## Stored data:

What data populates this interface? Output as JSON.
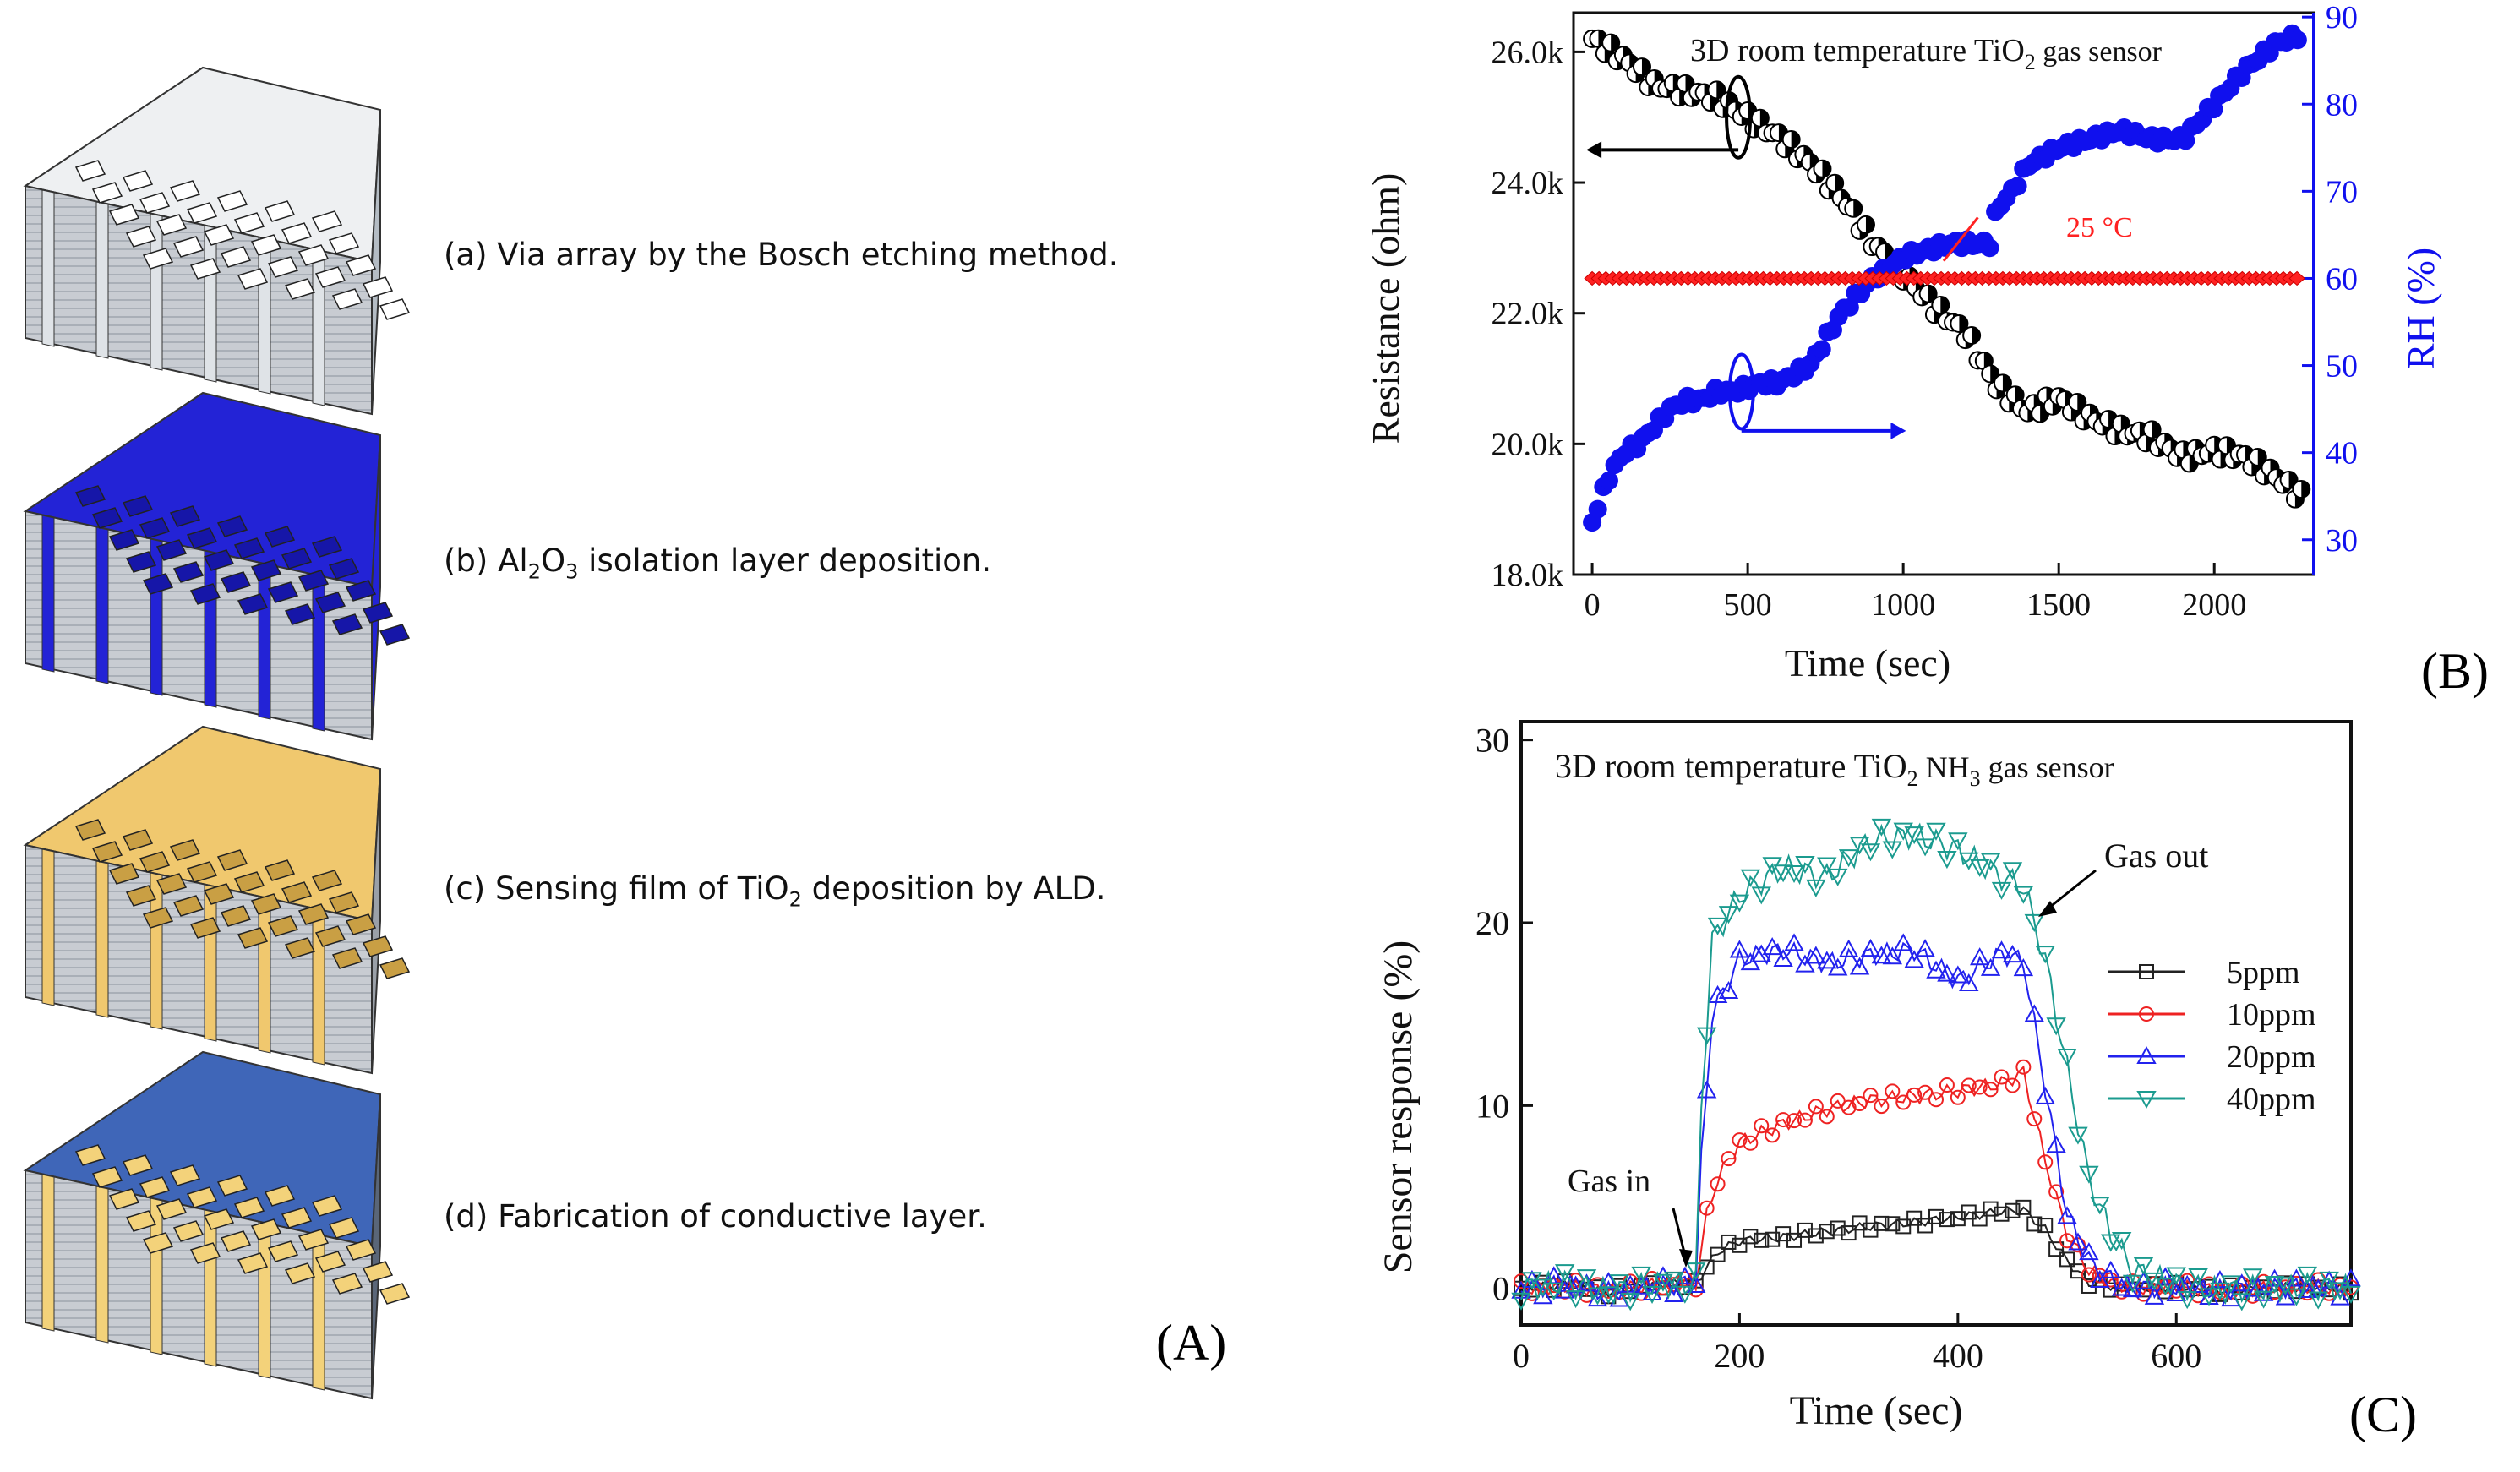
{
  "panel_a": {
    "letter": "(A)",
    "steps": [
      {
        "id": "a",
        "prefix": "(a) Via array by the Bosch etching method.",
        "sub": "",
        "suffix": ""
      },
      {
        "id": "b",
        "prefix": "(b) Al",
        "sub1": "2",
        "mid": "O",
        "sub2": "3",
        "suffix": " isolation layer deposition."
      },
      {
        "id": "c",
        "prefix": "(c) Sensing film of TiO",
        "sub1": "2",
        "suffix": " deposition by ALD."
      },
      {
        "id": "d",
        "prefix": "(d) Fabrication of  conductive layer.",
        "sub": "",
        "suffix": ""
      }
    ],
    "colors": {
      "via": "#b4bcc4",
      "alumina": "#2323d6",
      "tio2": "#f0c86e",
      "conductive": "#3f66b8"
    }
  },
  "panel_b": {
    "letter": "(B)",
    "title_pre": "3D room temperature TiO",
    "title_sub": "2",
    "title_post": "  gas sensor",
    "temp_label": "25 °C",
    "chart_data": {
      "type": "scatter",
      "xlabel": "Time (sec)",
      "ylabel_left": "Resistance (ohm)",
      "ylabel_right": "RH (%)",
      "xlim": [
        -60,
        2320
      ],
      "ylim_left": [
        18000,
        26600
      ],
      "ylim_right": [
        26,
        90.5
      ],
      "xticks": [
        "0",
        "500",
        "1000",
        "1500",
        "2000"
      ],
      "xtick_values": [
        0,
        500,
        1000,
        1500,
        2000
      ],
      "yticks_left": [
        "18.0k",
        "20.0k",
        "22.0k",
        "24.0k",
        "26.0k"
      ],
      "ytick_left_values": [
        18000,
        20000,
        22000,
        24000,
        26000
      ],
      "yticks_right": [
        "30",
        "40",
        "50",
        "60",
        "70",
        "80",
        "90"
      ],
      "ytick_right_values": [
        30,
        40,
        50,
        60,
        70,
        80,
        90
      ],
      "series": [
        {
          "name": "Resistance",
          "axis": "left",
          "color": "#000000",
          "x": [
            0,
            100,
            200,
            300,
            400,
            500,
            600,
            700,
            800,
            900,
            1000,
            1100,
            1200,
            1300,
            1400,
            1500,
            1600,
            1700,
            1800,
            1900,
            2000,
            2100,
            2200,
            2280
          ],
          "y": [
            26200,
            25900,
            25500,
            25400,
            25300,
            25000,
            24700,
            24300,
            23800,
            23100,
            22600,
            22100,
            21700,
            20900,
            20500,
            20700,
            20400,
            20200,
            20100,
            19800,
            19900,
            19800,
            19500,
            19200
          ]
        },
        {
          "name": "RH",
          "axis": "right",
          "color": "#1010ee",
          "x": [
            0,
            50,
            100,
            150,
            200,
            250,
            300,
            350,
            400,
            450,
            500,
            550,
            600,
            650,
            700,
            750,
            800,
            850,
            900,
            950,
            1000,
            1050,
            1100,
            1150,
            1200,
            1250,
            1280,
            1300,
            1350,
            1400,
            1500,
            1600,
            1700,
            1800,
            1900,
            2000,
            2100,
            2200,
            2280
          ],
          "y": [
            32,
            37,
            40,
            41,
            43,
            45,
            46,
            46,
            47,
            47,
            47.5,
            48,
            48,
            49,
            50,
            53,
            56,
            58,
            60,
            61,
            62.5,
            63,
            63.5,
            64,
            64,
            64,
            64,
            68,
            70,
            73,
            75,
            76,
            77,
            76,
            76,
            80,
            84,
            87,
            88
          ]
        },
        {
          "name": "Temperature 25 °C",
          "axis": "right",
          "color": "#ff2222",
          "x": [
            0,
            100,
            200,
            300,
            400,
            500,
            600,
            700,
            800,
            900,
            1000,
            1100,
            1200,
            1300,
            1400,
            1500,
            1600,
            1700,
            1800,
            1900,
            2000,
            2100,
            2200,
            2280
          ],
          "y": [
            60,
            60,
            60,
            60,
            60,
            60,
            60,
            60,
            60,
            60,
            60,
            60,
            60,
            60,
            60,
            60,
            60,
            60,
            60,
            60,
            60,
            60,
            60,
            60
          ]
        }
      ]
    }
  },
  "panel_c": {
    "letter": "(C)",
    "title_pre": "3D room temperature TiO",
    "title_sub1": "2",
    "title_mid": " NH",
    "title_sub2": "3",
    "title_post": " gas sensor",
    "gas_in": "Gas in",
    "gas_out": "Gas out",
    "chart_data": {
      "type": "line",
      "xlabel": "Time (sec)",
      "ylabel": "Sensor response (%)",
      "xlim": [
        0,
        760
      ],
      "ylim": [
        -2,
        31
      ],
      "xticks": [
        "0",
        "200",
        "400",
        "600"
      ],
      "xtick_values": [
        0,
        200,
        400,
        600
      ],
      "yticks": [
        "0",
        "10",
        "20",
        "30"
      ],
      "ytick_values": [
        0,
        10,
        20,
        30
      ],
      "legend": "right",
      "series": [
        {
          "name": "5ppm",
          "color": "#222222",
          "marker": "square",
          "x": [
            0,
            40,
            80,
            120,
            160,
            180,
            200,
            240,
            280,
            320,
            360,
            400,
            440,
            460,
            480,
            500,
            520,
            560,
            600,
            640,
            680,
            720,
            760
          ],
          "y": [
            0,
            0.2,
            -0.2,
            0.2,
            0.3,
            2,
            2.6,
            2.8,
            3.1,
            3.4,
            3.6,
            3.9,
            4.2,
            4.3,
            3.2,
            1.5,
            0.3,
            0,
            0.1,
            -0.1,
            0,
            0.1,
            0
          ]
        },
        {
          "name": "10ppm",
          "color": "#ee2222",
          "marker": "circle",
          "x": [
            0,
            40,
            80,
            120,
            160,
            170,
            180,
            200,
            240,
            280,
            320,
            360,
            400,
            440,
            460,
            480,
            500,
            520,
            540,
            560,
            600,
            640,
            680,
            720,
            760
          ],
          "y": [
            0,
            0.1,
            -0.1,
            0.2,
            0.3,
            4,
            6,
            8,
            9,
            9.8,
            10.3,
            10.5,
            10.8,
            11.2,
            11.8,
            7,
            3,
            1,
            0.3,
            0,
            0.1,
            -0.1,
            0,
            0.1,
            0
          ]
        },
        {
          "name": "20ppm",
          "color": "#2222ee",
          "marker": "triangle-up",
          "x": [
            0,
            40,
            80,
            120,
            160,
            165,
            175,
            200,
            240,
            280,
            320,
            360,
            400,
            440,
            460,
            480,
            500,
            520,
            540,
            560,
            600,
            640,
            680,
            720,
            760
          ],
          "y": [
            0,
            0.2,
            -0.2,
            0.1,
            0.3,
            7,
            15,
            18,
            18.5,
            17.8,
            18.2,
            18.5,
            16.8,
            18.3,
            17.9,
            11,
            4,
            1.5,
            0.5,
            0,
            0.1,
            -0.1,
            0,
            0.1,
            0
          ]
        },
        {
          "name": "40ppm",
          "color": "#1b9b8f",
          "marker": "triangle-down",
          "x": [
            0,
            40,
            80,
            120,
            160,
            165,
            175,
            200,
            240,
            280,
            320,
            360,
            400,
            440,
            460,
            480,
            500,
            520,
            540,
            560,
            600,
            640,
            680,
            720,
            760
          ],
          "y": [
            0,
            0.3,
            -0.2,
            0.2,
            0.3,
            10,
            19,
            21.5,
            23,
            22.5,
            24.5,
            24.8,
            24,
            22.5,
            22,
            18,
            12,
            6,
            3,
            1,
            0.2,
            -0.1,
            0,
            0.1,
            0
          ]
        }
      ]
    }
  }
}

## Exercise requirements:
Among the records above, how many lines carry the string "conductive"? Reply with the number alone.

## Complete response:
2